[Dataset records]
========================================
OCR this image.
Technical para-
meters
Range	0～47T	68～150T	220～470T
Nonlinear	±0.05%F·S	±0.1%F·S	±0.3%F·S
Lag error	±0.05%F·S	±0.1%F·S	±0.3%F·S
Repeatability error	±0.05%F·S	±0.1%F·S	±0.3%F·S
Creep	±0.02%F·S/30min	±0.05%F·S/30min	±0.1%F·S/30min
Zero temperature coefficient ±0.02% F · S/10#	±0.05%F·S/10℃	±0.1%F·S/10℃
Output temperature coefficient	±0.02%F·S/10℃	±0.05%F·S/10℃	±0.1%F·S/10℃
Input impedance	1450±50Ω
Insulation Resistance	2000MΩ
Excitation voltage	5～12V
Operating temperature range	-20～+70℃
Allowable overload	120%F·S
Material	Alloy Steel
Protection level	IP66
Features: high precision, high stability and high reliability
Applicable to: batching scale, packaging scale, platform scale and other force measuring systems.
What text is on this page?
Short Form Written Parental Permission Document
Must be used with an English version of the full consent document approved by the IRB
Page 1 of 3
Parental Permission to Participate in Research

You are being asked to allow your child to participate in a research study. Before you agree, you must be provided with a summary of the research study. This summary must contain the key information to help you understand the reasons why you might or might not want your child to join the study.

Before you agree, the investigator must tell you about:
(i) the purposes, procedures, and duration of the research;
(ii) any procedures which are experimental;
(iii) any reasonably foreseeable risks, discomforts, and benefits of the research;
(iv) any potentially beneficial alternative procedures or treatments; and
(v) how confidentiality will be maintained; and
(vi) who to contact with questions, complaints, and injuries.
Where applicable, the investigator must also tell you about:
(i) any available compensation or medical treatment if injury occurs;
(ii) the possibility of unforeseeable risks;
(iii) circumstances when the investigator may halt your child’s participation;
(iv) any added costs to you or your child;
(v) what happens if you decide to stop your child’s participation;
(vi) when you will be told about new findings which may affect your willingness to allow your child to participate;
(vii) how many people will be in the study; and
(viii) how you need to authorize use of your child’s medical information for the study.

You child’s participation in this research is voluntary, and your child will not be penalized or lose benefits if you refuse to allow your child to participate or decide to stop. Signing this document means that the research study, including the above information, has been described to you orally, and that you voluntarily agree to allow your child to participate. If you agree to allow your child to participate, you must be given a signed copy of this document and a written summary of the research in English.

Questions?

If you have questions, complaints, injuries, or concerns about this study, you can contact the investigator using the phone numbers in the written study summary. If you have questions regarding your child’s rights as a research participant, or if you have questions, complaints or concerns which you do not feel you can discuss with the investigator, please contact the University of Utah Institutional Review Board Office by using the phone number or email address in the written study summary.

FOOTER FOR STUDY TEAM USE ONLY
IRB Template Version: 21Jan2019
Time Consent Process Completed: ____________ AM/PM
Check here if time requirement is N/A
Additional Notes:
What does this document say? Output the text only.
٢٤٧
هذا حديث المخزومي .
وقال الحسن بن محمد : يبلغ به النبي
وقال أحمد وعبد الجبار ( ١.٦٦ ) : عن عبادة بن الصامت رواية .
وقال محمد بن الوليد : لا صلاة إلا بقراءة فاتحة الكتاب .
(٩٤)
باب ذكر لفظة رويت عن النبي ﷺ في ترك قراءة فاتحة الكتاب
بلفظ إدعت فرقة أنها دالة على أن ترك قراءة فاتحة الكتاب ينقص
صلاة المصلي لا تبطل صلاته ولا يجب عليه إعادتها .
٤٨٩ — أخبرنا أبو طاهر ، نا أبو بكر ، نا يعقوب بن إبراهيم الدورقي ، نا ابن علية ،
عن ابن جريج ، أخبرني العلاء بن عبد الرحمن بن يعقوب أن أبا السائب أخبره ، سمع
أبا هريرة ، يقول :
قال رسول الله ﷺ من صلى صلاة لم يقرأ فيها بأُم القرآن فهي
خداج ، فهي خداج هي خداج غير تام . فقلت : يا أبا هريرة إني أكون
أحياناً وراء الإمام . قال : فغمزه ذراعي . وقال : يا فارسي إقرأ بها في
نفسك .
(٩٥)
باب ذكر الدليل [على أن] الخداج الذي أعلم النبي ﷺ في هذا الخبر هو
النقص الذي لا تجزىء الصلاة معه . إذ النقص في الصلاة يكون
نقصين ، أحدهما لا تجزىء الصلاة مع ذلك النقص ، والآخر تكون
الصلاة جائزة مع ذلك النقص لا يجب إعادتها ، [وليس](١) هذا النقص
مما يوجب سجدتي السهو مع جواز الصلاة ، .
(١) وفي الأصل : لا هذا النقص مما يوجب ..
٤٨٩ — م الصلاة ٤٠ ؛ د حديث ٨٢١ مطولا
========================================
GOAL:
Copy out all of the records shown above exactly.

FULL SOLUTION:
OCR this image.
Technical para-
meters
Range	0～47T	68～150T	220～470T
Nonlinear	±0.05%F·S	±0.1%F·S	±0.3%F·S
Lag error	±0.05%F·S	±0.1%F·S	±0.3%F·S
Repeatability error	±0.05%F·S	±0.1%F·S	±0.3%F·S
Creep	±0.02%F·S/30min	±0.05%F·S/30min	±0.1%F·S/30min
Zero temperature coefficient ±0.02% F · S/10#	±0.05%F·S/10℃	±0.1%F·S/10℃
Output temperature coefficient	±0.02%F·S/10℃	±0.05%F·S/10℃	±0.1%F·S/10℃
Input impedance	1450±50Ω
Insulation Resistance	2000MΩ
Excitation voltage	5～12V
Operating temperature range	-20～+70℃
Allowable overload	120%F·S
Material	Alloy Steel
Protection level	IP66
Features: high precision, high stability and high reliability
Applicable to: batching scale, packaging scale, platform scale and other force measuring systems.
What text is on this page?
Short Form Written Parental Permission Document
Must be used with an English version of the full consent document approved by the IRB
Page 1 of 3
Parental Permission to Participate in Research

You are being asked to allow your child to participate in a research study. Before you agree, you must be provided with a summary of the research study. This summary must contain the key information to help you understand the reasons why you might or might not want your child to join the study.

Before you agree, the investigator must tell you about:
(i) the purposes, procedures, and duration of the research;
(ii) any procedures which are experimental;
(iii) any reasonably foreseeable risks, discomforts, and benefits of the research;
(iv) any potentially beneficial alternative procedures or treatments; and
(v) how confidentiality will be maintained; and
(vi) who to contact with questions, complaints, and injuries.
Where applicable, the investigator must also tell you about:
(i) any available compensation or medical treatment if injury occurs;
(ii) the possibility of unforeseeable risks;
(iii) circumstances when the investigator may halt your child’s participation;
(iv) any added costs to you or your child;
(v) what happens if you decide to stop your child’s participation;
(vi) when you will be told about new findings which may affect your willingness to allow your child to participate;
(vii) how many people will be in the study; and
(viii) how you need to authorize use of your child’s medical information for the study.

You child’s participation in this research is voluntary, and your child will not be penalized or lose benefits if you refuse to allow your child to participate or decide to stop. Signing this document means that the research study, including the above information, has been described to you orally, and that you voluntarily agree to allow your child to participate. If you agree to allow your child to participate, you must be given a signed copy of this document and a written summary of the research in English.

Questions?

If you have questions, complaints, injuries, or concerns about this study, you can contact the investigator using the phone numbers in the written study summary. If you have questions regarding your child’s rights as a research participant, or if you have questions, complaints or concerns which you do not feel you can discuss with the investigator, please contact the University of Utah Institutional Review Board Office by using the phone number or email address in the written study summary.

FOOTER FOR STUDY TEAM USE ONLY
IRB Template Version: 21Jan2019
Time Consent Process Completed: ____________ AM/PM
Check here if time requirement is N/A
Additional Notes:
What does this document say? Output the text only.
٢٤٧
هذا حديث المخزومي .
وقال الحسن بن محمد : يبلغ به النبي
وقال أحمد وعبد الجبار ( ١.٦٦ ) : عن عبادة بن الصامت رواية .
وقال محمد بن الوليد : لا صلاة إلا بقراءة فاتحة الكتاب .
(٩٤)
باب ذكر لفظة رويت عن النبي ﷺ في ترك قراءة فاتحة الكتاب
بلفظ إدعت فرقة أنها دالة على أن ترك قراءة فاتحة الكتاب ينقص
صلاة المصلي لا تبطل صلاته ولا يجب عليه إعادتها .
٤٨٩ — أخبرنا أبو طاهر ، نا أبو بكر ، نا يعقوب بن إبراهيم الدورقي ، نا ابن علية ،
عن ابن جريج ، أخبرني العلاء بن عبد الرحمن بن يعقوب أن أبا السائب أخبره ، سمع
أبا هريرة ، يقول :
قال رسول الله ﷺ من صلى صلاة لم يقرأ فيها بأُم القرآن فهي
خداج ، فهي خداج هي خداج غير تام . فقلت : يا أبا هريرة إني أكون
أحياناً وراء الإمام . قال : فغمزه ذراعي . وقال : يا فارسي إقرأ بها في
نفسك .
(٩٥)
باب ذكر الدليل [على أن] الخداج الذي أعلم النبي ﷺ في هذا الخبر هو
النقص الذي لا تجزىء الصلاة معه . إذ النقص في الصلاة يكون
نقصين ، أحدهما لا تجزىء الصلاة مع ذلك النقص ، والآخر تكون
الصلاة جائزة مع ذلك النقص لا يجب إعادتها ، [وليس](١) هذا النقص
مما يوجب سجدتي السهو مع جواز الصلاة ، .
(١) وفي الأصل : لا هذا النقص مما يوجب ..
٤٨٩ — م الصلاة ٤٠ ؛ د حديث ٨٢١ مطولا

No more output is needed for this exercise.